Given exercise — Reproduce the data between the lines holding "Segment this screenshot: for" and "data-point: [545, 193, 552, 200]", inclusive, and no other lines.

Items —
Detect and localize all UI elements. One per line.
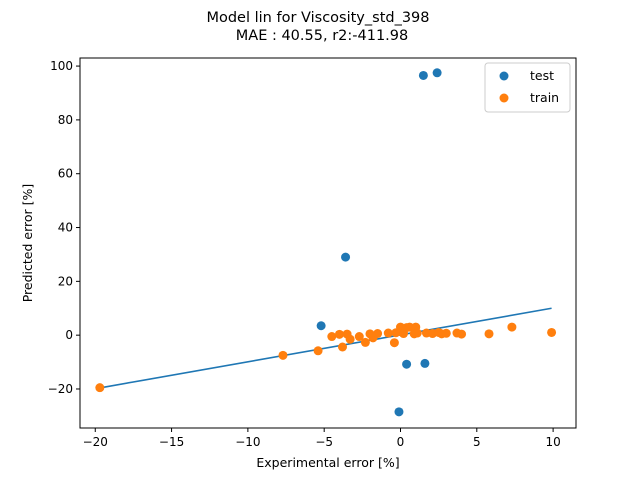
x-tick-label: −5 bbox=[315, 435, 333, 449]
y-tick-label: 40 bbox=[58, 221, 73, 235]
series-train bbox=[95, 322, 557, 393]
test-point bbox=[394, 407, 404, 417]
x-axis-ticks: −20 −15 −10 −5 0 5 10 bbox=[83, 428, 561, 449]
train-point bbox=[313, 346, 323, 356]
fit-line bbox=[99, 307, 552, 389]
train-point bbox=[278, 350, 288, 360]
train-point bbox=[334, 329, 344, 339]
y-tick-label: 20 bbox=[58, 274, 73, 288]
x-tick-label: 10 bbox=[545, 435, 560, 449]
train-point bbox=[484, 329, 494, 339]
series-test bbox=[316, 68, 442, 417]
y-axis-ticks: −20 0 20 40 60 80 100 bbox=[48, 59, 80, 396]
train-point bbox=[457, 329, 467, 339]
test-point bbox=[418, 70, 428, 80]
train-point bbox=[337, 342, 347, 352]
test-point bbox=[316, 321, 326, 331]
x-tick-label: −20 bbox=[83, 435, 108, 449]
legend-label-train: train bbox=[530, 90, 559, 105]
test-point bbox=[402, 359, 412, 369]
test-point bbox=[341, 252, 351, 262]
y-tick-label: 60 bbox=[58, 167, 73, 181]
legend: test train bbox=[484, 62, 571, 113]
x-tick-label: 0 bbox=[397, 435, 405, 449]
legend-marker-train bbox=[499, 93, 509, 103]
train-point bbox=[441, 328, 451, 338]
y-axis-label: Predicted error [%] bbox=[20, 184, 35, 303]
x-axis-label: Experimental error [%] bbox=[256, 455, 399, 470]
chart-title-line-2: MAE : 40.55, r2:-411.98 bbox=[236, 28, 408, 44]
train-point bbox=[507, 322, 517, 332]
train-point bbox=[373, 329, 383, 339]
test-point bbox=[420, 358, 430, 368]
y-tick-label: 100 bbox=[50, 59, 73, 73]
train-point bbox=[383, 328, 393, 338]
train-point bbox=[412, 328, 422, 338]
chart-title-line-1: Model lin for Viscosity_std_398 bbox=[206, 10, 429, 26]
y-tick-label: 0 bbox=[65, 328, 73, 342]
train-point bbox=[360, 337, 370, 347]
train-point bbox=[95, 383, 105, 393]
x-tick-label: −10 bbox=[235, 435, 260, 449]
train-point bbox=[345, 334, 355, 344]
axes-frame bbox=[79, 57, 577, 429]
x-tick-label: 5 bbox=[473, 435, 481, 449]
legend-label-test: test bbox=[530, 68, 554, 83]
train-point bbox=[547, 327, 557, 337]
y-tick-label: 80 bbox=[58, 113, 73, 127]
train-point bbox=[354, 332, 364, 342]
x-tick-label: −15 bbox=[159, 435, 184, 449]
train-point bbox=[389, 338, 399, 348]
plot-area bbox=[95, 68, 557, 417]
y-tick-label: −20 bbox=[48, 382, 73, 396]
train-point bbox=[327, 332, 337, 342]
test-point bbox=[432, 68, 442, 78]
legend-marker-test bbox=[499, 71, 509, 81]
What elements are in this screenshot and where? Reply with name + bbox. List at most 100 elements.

--

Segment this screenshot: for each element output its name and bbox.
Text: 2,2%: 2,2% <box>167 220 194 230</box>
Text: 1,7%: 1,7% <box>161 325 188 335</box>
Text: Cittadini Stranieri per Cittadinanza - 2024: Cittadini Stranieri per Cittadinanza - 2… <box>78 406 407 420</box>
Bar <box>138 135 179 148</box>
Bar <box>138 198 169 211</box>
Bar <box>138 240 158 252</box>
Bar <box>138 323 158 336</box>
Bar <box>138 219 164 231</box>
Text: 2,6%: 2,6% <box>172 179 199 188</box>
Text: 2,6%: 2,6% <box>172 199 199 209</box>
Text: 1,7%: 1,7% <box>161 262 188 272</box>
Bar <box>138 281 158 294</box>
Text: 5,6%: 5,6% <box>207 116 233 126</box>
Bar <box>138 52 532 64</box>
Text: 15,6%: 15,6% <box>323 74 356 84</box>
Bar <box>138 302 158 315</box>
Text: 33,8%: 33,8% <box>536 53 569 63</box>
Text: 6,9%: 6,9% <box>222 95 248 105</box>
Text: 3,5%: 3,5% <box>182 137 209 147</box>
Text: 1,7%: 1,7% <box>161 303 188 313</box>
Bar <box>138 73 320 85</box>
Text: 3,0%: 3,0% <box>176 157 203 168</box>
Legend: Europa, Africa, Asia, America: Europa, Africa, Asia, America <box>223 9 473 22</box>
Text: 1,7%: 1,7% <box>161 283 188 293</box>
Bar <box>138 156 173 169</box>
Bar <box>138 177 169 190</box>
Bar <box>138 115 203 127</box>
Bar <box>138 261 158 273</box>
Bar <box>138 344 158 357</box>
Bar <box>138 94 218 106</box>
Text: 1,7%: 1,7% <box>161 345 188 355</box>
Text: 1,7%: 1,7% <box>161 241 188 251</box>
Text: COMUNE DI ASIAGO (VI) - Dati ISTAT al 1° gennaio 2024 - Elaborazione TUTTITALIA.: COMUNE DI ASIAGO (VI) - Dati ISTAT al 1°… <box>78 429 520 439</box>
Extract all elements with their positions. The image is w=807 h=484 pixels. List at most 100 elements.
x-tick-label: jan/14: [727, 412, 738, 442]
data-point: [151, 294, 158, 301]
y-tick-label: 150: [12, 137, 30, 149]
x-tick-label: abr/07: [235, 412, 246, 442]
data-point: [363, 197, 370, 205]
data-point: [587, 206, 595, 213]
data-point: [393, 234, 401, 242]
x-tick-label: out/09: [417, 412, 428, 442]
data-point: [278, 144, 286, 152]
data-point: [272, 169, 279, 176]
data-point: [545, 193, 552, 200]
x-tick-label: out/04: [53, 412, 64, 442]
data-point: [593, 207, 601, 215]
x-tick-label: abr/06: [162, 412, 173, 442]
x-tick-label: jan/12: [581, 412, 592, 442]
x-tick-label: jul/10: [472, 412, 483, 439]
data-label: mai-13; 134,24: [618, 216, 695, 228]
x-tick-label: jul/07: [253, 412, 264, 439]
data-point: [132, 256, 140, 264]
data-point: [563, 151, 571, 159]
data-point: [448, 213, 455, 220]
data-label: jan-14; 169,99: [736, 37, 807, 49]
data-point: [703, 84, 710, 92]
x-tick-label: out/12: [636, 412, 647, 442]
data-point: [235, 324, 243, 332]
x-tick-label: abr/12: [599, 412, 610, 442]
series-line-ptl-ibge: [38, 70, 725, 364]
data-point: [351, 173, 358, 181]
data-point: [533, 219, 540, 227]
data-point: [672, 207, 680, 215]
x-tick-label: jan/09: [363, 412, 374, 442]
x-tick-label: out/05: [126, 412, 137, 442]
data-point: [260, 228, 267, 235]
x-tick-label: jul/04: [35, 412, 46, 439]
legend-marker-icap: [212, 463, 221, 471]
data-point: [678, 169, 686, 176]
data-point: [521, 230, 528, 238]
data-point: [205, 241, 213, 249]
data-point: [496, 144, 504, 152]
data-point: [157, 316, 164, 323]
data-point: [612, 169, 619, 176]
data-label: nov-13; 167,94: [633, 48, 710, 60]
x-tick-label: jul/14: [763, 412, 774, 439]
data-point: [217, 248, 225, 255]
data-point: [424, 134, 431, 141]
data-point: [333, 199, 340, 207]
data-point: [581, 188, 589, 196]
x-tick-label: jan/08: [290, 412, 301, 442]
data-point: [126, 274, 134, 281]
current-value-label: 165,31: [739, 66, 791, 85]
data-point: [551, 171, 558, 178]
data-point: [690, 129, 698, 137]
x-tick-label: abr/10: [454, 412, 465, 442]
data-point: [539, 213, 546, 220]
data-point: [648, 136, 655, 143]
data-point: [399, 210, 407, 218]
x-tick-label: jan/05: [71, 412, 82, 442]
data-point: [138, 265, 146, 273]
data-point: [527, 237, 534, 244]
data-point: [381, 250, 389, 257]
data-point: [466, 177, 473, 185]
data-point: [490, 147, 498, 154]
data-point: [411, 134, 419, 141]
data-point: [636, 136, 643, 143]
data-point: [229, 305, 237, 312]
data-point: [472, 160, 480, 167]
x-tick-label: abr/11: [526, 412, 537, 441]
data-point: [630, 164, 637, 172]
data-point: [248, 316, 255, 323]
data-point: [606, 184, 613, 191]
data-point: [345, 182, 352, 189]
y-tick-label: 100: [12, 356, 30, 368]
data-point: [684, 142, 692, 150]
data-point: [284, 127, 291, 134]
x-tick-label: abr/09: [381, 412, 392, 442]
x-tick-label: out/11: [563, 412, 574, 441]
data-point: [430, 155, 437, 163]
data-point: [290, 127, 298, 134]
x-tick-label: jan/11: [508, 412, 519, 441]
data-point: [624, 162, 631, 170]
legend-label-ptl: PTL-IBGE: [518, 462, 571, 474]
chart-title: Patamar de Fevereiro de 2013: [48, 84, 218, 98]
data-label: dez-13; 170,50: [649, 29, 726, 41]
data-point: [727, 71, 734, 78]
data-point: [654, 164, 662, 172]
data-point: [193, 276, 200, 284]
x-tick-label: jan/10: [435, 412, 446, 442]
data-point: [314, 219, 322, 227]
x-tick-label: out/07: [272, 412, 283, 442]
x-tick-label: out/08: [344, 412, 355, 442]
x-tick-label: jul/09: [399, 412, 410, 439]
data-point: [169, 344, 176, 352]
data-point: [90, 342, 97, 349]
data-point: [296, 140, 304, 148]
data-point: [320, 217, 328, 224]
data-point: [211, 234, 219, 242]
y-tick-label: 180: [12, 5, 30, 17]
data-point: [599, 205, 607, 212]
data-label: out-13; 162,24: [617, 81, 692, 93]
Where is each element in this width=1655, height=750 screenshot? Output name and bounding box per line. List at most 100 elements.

...

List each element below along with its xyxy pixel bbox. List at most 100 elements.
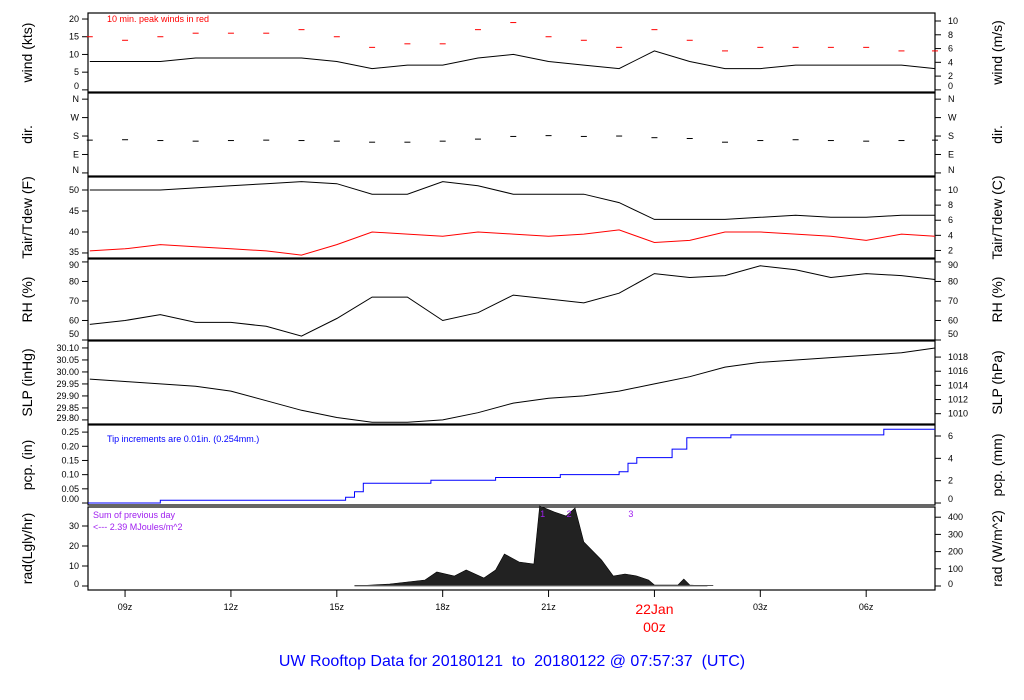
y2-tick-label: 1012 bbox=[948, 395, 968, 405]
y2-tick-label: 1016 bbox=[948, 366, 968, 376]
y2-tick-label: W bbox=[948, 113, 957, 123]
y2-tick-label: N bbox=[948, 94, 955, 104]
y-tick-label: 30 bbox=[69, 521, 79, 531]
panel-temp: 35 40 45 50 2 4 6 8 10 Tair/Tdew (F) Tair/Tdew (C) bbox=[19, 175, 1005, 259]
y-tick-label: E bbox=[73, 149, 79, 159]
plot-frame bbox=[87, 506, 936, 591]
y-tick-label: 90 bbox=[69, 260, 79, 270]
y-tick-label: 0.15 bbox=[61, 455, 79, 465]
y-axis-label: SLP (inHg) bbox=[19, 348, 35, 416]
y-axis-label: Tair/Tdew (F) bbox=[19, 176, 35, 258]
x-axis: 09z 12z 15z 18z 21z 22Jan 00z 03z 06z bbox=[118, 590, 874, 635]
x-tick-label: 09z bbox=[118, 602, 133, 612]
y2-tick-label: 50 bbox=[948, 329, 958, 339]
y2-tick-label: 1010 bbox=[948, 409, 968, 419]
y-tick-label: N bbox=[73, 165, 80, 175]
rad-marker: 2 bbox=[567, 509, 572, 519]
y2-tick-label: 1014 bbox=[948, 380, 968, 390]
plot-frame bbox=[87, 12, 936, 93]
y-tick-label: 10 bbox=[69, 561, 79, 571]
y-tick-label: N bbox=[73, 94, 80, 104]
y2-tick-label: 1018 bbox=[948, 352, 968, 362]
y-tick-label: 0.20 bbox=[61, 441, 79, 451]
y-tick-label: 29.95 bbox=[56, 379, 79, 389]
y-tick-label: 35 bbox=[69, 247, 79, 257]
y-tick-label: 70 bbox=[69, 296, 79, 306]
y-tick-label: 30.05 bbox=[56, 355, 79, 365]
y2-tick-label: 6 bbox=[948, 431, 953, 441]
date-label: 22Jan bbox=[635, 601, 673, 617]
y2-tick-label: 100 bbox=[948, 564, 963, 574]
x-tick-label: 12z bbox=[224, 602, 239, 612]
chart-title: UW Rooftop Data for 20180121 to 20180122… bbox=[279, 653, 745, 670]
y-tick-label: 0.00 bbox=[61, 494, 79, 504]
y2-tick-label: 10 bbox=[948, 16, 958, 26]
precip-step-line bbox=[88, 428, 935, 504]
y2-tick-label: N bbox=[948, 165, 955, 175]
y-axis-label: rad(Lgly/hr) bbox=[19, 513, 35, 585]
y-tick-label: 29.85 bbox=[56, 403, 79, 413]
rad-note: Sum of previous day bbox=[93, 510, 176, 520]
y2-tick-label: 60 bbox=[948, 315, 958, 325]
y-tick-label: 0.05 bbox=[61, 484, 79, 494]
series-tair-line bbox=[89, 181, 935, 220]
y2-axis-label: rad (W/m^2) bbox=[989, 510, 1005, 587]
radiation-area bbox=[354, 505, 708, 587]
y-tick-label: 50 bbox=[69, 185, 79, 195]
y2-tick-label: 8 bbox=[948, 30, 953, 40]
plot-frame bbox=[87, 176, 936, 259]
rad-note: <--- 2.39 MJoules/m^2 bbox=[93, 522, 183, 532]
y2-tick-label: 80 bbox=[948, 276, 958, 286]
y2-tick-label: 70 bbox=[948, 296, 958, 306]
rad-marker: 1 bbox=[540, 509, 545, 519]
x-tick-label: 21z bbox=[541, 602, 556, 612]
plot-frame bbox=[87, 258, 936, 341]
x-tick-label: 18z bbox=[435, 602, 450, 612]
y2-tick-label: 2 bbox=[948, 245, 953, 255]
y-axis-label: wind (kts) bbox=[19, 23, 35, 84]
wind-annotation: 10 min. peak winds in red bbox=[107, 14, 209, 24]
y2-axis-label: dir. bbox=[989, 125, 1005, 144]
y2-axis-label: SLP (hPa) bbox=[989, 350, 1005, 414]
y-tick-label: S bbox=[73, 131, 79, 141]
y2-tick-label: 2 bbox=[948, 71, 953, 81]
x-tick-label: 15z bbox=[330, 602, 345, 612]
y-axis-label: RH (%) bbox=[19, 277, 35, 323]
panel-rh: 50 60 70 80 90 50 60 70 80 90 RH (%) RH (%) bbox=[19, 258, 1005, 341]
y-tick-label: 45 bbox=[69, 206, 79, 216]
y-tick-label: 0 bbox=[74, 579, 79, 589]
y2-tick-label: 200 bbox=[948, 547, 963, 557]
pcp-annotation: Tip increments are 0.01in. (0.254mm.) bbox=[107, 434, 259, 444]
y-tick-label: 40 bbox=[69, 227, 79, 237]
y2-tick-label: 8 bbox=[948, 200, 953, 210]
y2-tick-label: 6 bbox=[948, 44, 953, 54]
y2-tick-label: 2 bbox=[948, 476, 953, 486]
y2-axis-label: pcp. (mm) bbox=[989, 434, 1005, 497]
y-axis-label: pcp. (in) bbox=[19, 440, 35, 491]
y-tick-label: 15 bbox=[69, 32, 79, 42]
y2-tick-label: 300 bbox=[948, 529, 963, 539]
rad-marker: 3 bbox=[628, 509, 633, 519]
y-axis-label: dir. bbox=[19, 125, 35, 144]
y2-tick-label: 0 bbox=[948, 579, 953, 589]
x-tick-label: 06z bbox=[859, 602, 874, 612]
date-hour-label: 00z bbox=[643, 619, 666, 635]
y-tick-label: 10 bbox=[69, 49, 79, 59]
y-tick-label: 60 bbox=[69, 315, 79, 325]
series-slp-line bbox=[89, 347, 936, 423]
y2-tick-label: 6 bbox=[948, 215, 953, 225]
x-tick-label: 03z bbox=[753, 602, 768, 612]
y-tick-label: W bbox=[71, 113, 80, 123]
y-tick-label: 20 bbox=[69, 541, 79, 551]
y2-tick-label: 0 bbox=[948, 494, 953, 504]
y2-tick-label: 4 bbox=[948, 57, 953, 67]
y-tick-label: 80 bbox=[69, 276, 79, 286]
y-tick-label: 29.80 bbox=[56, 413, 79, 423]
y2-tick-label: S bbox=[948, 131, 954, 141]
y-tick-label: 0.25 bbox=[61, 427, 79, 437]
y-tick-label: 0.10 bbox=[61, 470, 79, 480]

Response —
Segment this screenshot: for each element output its name and bbox.
Text: 2,2%: 2,2% <box>167 220 194 230</box>
Text: 1,7%: 1,7% <box>161 325 188 335</box>
Text: Cittadini Stranieri per Cittadinanza - 2024: Cittadini Stranieri per Cittadinanza - 2… <box>78 406 407 420</box>
Bar <box>138 135 179 148</box>
Bar <box>138 198 169 211</box>
Bar <box>138 240 158 252</box>
Bar <box>138 323 158 336</box>
Bar <box>138 219 164 231</box>
Text: 2,6%: 2,6% <box>172 179 199 188</box>
Text: 2,6%: 2,6% <box>172 199 199 209</box>
Text: 1,7%: 1,7% <box>161 262 188 272</box>
Bar <box>138 281 158 294</box>
Text: 5,6%: 5,6% <box>207 116 233 126</box>
Bar <box>138 52 532 64</box>
Text: 15,6%: 15,6% <box>323 74 356 84</box>
Bar <box>138 302 158 315</box>
Text: 33,8%: 33,8% <box>536 53 569 63</box>
Text: 6,9%: 6,9% <box>222 95 248 105</box>
Text: 3,5%: 3,5% <box>182 137 209 147</box>
Text: 1,7%: 1,7% <box>161 303 188 313</box>
Bar <box>138 73 320 85</box>
Text: 3,0%: 3,0% <box>176 157 203 168</box>
Legend: Europa, Africa, Asia, America: Europa, Africa, Asia, America <box>223 9 473 22</box>
Text: 1,7%: 1,7% <box>161 283 188 293</box>
Bar <box>138 156 173 169</box>
Bar <box>138 177 169 190</box>
Bar <box>138 115 203 127</box>
Bar <box>138 261 158 273</box>
Bar <box>138 344 158 357</box>
Bar <box>138 94 218 106</box>
Text: 1,7%: 1,7% <box>161 345 188 355</box>
Text: 1,7%: 1,7% <box>161 241 188 251</box>
Text: COMUNE DI ASIAGO (VI) - Dati ISTAT al 1° gennaio 2024 - Elaborazione TUTTITALIA.: COMUNE DI ASIAGO (VI) - Dati ISTAT al 1°… <box>78 429 520 439</box>
Extract all elements with their positions. The image is w=807 h=484 pixels. List at most 100 elements.
x-tick-label: jan/14: [727, 412, 738, 442]
data-point: [151, 294, 158, 301]
y-tick-label: 150: [12, 137, 30, 149]
x-tick-label: abr/07: [235, 412, 246, 442]
data-point: [363, 197, 370, 205]
data-point: [587, 206, 595, 213]
data-point: [393, 234, 401, 242]
x-tick-label: out/09: [417, 412, 428, 442]
data-point: [278, 144, 286, 152]
data-point: [272, 169, 279, 176]
data-point: [545, 193, 552, 200]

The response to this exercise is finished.